# Do this:
Locate the word "equation" in the data below, then copy every line that holds it.

# Dataset records:
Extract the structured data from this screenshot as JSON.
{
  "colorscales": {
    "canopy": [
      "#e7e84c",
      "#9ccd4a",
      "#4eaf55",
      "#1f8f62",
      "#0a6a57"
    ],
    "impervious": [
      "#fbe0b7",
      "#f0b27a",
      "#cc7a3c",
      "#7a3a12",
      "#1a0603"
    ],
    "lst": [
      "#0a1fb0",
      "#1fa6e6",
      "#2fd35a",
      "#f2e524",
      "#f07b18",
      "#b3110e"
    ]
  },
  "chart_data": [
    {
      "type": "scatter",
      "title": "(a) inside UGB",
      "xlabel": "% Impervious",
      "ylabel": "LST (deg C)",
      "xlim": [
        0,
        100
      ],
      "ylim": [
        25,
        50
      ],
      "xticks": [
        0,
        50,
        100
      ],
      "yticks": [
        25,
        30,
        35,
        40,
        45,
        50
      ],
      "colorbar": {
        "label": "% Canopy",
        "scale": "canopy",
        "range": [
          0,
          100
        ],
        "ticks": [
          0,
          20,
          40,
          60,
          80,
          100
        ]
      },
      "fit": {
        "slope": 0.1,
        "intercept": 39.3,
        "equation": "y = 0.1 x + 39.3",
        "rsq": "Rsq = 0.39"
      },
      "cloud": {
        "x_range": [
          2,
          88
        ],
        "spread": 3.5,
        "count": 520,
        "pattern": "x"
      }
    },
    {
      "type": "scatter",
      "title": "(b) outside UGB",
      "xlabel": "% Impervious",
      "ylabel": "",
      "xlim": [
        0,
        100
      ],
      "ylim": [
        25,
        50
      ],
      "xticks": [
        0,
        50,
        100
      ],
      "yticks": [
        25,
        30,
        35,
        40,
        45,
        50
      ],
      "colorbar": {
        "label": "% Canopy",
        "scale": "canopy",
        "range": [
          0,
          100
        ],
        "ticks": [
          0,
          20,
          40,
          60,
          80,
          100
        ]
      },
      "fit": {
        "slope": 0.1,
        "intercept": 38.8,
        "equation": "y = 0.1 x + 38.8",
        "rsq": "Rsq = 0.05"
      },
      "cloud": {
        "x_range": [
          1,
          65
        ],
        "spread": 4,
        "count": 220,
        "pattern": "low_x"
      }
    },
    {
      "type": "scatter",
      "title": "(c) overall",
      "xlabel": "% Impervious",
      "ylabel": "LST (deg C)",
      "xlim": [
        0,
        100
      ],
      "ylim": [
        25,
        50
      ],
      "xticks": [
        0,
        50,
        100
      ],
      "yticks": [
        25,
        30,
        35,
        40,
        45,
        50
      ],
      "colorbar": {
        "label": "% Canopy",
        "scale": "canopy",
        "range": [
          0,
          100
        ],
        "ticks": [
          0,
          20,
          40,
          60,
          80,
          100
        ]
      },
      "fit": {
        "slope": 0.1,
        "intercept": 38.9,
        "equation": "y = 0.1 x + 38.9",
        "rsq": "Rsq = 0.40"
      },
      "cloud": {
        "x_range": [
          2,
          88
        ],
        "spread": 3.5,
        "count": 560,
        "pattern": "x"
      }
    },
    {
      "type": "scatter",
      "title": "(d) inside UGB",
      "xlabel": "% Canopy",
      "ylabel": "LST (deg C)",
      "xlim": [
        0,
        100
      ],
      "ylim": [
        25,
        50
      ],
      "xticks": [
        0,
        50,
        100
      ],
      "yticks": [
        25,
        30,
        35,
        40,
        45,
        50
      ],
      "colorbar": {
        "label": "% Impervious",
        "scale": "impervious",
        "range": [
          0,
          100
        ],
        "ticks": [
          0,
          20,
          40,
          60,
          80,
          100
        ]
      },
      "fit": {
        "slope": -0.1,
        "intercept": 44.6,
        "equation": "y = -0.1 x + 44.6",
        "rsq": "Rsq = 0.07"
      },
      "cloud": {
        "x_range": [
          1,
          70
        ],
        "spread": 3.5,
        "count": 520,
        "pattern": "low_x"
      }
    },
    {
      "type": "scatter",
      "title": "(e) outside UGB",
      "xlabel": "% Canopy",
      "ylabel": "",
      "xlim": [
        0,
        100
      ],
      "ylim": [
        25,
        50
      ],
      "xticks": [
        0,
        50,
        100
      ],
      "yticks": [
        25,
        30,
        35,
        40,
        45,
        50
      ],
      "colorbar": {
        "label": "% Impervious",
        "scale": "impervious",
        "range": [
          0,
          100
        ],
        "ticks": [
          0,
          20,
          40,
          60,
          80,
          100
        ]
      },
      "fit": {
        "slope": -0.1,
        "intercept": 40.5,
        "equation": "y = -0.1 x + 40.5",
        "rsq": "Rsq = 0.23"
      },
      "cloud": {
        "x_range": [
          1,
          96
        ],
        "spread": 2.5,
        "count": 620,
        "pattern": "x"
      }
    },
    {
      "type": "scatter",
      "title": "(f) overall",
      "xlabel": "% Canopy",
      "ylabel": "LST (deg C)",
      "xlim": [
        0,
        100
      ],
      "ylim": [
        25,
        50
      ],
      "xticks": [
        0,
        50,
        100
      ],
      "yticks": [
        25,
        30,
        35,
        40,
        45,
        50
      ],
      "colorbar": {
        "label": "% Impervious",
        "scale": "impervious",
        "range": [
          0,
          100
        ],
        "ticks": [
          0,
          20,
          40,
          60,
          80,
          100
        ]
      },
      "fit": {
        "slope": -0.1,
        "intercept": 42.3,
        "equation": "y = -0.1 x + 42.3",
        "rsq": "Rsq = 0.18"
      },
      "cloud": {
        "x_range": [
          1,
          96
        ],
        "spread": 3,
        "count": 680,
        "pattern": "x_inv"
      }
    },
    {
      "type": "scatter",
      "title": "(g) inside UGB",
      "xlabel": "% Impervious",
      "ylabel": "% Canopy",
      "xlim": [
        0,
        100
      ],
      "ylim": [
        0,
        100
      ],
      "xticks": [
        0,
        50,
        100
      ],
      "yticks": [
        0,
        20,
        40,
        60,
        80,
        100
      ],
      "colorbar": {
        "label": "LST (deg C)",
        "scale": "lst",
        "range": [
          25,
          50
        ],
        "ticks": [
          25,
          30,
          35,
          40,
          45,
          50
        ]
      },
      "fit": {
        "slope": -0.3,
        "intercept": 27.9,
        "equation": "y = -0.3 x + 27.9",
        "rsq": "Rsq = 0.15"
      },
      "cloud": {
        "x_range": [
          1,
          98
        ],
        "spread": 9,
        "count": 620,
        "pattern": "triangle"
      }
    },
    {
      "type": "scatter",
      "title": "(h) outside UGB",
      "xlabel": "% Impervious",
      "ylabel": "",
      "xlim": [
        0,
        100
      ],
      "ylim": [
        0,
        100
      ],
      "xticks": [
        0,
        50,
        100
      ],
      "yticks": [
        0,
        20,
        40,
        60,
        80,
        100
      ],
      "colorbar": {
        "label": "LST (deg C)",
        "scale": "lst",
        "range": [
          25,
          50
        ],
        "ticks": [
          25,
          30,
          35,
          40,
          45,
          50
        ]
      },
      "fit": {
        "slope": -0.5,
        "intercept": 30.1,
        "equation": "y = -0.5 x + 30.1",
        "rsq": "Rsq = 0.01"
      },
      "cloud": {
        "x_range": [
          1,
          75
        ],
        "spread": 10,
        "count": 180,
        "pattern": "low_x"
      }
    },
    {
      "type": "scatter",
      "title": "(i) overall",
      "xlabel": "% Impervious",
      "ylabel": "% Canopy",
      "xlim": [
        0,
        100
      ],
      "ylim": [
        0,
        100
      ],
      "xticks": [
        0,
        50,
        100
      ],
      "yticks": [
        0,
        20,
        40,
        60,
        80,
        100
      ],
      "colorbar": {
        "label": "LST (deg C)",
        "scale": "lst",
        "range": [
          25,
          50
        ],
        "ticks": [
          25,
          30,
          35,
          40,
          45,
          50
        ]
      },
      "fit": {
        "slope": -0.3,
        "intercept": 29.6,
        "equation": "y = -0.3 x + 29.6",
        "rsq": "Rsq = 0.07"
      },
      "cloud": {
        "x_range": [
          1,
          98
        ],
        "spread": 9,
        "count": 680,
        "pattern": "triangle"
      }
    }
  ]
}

# Response to this task:
        "equation": "y = 0.1 x + 39.3",
        "equation": "y = 0.1 x + 38.8",
        "equation": "y = 0.1 x + 38.9",
        "equation": "y = -0.1 x + 44.6",
        "equation": "y = -0.1 x + 40.5",
        "equation": "y = -0.1 x + 42.3",
        "equation": "y = -0.3 x + 27.9",
        "equation": "y = -0.5 x + 30.1",
        "equation": "y = -0.3 x + 29.6",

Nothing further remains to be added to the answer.